* **Exercise directions**
Transcribe the records in full, keeping every character as it is.

>> START Excerpted records

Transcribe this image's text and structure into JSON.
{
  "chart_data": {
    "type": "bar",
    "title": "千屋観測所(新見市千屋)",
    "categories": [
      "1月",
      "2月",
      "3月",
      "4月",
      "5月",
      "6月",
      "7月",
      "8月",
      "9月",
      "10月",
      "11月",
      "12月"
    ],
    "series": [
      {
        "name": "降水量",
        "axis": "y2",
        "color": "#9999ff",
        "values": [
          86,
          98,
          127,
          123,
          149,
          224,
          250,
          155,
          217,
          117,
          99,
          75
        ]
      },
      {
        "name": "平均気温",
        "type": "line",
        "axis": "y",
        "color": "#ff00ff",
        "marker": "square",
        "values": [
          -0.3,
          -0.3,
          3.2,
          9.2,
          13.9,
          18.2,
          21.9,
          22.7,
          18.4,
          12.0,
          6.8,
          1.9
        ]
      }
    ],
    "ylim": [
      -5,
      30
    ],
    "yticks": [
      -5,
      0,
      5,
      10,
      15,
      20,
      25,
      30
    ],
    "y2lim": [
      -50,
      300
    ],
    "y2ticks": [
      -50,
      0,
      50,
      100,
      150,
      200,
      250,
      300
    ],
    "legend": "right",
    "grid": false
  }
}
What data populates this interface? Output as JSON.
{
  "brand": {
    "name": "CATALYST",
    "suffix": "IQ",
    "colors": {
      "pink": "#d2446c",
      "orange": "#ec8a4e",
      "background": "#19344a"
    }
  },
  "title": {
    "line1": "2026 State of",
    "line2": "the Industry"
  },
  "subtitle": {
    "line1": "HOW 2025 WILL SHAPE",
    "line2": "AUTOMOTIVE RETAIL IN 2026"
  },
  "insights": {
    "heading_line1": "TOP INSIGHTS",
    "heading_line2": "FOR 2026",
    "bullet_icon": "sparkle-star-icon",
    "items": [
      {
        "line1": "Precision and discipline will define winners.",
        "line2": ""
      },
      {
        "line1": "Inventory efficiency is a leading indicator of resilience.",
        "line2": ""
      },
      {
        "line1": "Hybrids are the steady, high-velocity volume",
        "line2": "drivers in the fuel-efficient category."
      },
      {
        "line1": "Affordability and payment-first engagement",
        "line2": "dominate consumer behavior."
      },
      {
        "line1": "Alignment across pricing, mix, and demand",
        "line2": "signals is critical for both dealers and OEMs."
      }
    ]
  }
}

>> END Excerpted records

* **The completed task**
Transcribe this image's text and structure into JSON.
{
  "chart_data": {
    "type": "bar",
    "title": "千屋観測所(新見市千屋)",
    "categories": [
      "1月",
      "2月",
      "3月",
      "4月",
      "5月",
      "6月",
      "7月",
      "8月",
      "9月",
      "10月",
      "11月",
      "12月"
    ],
    "series": [
      {
        "name": "降水量",
        "axis": "y2",
        "color": "#9999ff",
        "values": [
          86,
          98,
          127,
          123,
          149,
          224,
          250,
          155,
          217,
          117,
          99,
          75
        ]
      },
      {
        "name": "平均気温",
        "type": "line",
        "axis": "y",
        "color": "#ff00ff",
        "marker": "square",
        "values": [
          -0.3,
          -0.3,
          3.2,
          9.2,
          13.9,
          18.2,
          21.9,
          22.7,
          18.4,
          12.0,
          6.8,
          1.9
        ]
      }
    ],
    "ylim": [
      -5,
      30
    ],
    "yticks": [
      -5,
      0,
      5,
      10,
      15,
      20,
      25,
      30
    ],
    "y2lim": [
      -50,
      300
    ],
    "y2ticks": [
      -50,
      0,
      50,
      100,
      150,
      200,
      250,
      300
    ],
    "legend": "right",
    "grid": false
  }
}
What data populates this interface? Output as JSON.
{
  "brand": {
    "name": "CATALYST",
    "suffix": "IQ",
    "colors": {
      "pink": "#d2446c",
      "orange": "#ec8a4e",
      "background": "#19344a"
    }
  },
  "title": {
    "line1": "2026 State of",
    "line2": "the Industry"
  },
  "subtitle": {
    "line1": "HOW 2025 WILL SHAPE",
    "line2": "AUTOMOTIVE RETAIL IN 2026"
  },
  "insights": {
    "heading_line1": "TOP INSIGHTS",
    "heading_line2": "FOR 2026",
    "bullet_icon": "sparkle-star-icon",
    "items": [
      {
        "line1": "Precision and discipline will define winners.",
        "line2": ""
      },
      {
        "line1": "Inventory efficiency is a leading indicator of resilience.",
        "line2": ""
      },
      {
        "line1": "Hybrids are the steady, high-velocity volume",
        "line2": "drivers in the fuel-efficient category."
      },
      {
        "line1": "Affordability and payment-first engagement",
        "line2": "dominate consumer behavior."
      },
      {
        "line1": "Alignment across pricing, mix, and demand",
        "line2": "signals is critical for both dealers and OEMs."
      }
    ]
  }
}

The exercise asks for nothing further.